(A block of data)
- - -

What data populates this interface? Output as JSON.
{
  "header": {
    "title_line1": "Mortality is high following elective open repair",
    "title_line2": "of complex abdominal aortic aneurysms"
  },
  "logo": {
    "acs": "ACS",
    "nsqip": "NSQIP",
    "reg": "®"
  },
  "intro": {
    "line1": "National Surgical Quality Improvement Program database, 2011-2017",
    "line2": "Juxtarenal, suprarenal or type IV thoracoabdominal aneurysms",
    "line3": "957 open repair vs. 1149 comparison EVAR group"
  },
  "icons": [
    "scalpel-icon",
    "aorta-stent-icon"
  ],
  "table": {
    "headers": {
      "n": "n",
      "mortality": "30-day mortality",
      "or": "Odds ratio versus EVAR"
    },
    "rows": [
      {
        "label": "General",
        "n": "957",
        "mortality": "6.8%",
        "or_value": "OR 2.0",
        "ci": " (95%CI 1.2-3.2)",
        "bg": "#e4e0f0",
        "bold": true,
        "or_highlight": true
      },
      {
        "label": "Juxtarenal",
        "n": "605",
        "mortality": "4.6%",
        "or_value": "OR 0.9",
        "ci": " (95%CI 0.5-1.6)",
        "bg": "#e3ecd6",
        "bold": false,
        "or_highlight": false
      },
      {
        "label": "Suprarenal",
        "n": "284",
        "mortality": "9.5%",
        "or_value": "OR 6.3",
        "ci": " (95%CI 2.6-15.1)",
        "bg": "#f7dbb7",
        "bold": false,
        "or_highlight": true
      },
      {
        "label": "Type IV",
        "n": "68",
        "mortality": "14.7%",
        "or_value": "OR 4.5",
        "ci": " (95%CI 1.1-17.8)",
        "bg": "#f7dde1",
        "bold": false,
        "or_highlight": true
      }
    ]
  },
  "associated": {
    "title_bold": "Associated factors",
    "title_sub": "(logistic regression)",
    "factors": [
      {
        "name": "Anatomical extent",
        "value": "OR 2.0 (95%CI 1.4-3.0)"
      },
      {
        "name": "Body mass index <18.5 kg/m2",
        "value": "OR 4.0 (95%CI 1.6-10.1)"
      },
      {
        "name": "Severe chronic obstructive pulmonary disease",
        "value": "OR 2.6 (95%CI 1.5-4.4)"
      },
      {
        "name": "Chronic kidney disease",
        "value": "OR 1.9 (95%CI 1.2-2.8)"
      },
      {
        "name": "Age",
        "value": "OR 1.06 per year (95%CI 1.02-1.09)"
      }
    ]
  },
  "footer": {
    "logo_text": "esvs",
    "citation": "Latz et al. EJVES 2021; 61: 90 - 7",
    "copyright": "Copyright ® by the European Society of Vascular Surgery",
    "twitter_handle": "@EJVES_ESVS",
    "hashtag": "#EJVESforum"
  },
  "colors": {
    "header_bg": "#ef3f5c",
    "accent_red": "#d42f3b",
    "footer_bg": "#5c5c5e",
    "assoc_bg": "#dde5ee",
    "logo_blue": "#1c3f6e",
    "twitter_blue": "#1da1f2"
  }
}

- - -

### [THE EXERCISE]
Pull out every line of the records above that contains the word "repair".

### [TASK RESPONSE]
    "title_line1": "Mortality is high following elective open repair",
    "line3": "957 open repair vs. 1149 comparison EVAR group"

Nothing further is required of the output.